Given request :: Gather from the listing below each line that includes the word "значение", and copy it.

Data in this exercise ::
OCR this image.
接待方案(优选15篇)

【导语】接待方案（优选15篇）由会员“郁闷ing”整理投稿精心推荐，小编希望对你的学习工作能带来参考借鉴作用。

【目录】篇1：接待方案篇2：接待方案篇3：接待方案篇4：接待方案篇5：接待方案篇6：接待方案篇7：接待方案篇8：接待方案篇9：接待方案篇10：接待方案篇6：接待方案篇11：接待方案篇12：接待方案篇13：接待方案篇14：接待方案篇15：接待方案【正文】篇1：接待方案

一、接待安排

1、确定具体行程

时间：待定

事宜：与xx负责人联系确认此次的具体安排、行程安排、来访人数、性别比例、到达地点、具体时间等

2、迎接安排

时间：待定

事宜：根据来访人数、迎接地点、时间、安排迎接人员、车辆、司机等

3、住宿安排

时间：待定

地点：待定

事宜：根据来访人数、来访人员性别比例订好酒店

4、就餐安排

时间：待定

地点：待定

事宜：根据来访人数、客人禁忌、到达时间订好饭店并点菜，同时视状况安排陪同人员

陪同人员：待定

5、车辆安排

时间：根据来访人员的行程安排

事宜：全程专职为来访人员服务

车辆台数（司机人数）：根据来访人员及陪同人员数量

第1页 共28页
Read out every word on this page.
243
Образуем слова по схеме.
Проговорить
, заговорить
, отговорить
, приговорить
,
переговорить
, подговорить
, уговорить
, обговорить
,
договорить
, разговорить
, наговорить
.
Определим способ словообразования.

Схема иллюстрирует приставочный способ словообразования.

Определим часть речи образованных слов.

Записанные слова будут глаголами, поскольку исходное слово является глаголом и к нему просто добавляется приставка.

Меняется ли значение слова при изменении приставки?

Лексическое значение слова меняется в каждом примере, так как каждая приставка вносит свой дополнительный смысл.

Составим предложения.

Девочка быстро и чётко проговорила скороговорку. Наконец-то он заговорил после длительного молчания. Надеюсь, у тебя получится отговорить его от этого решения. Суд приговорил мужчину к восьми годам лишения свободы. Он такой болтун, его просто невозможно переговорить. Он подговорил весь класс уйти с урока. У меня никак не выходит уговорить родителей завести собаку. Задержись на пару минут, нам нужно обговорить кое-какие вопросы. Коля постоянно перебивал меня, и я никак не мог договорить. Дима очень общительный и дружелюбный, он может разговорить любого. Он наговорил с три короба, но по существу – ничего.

Full answer ::
Меняется ли значение слова при изменении приставки?
Лексическое значение слова меняется в каждом примере, так как каждая приставка вносит свой дополнительный смысл.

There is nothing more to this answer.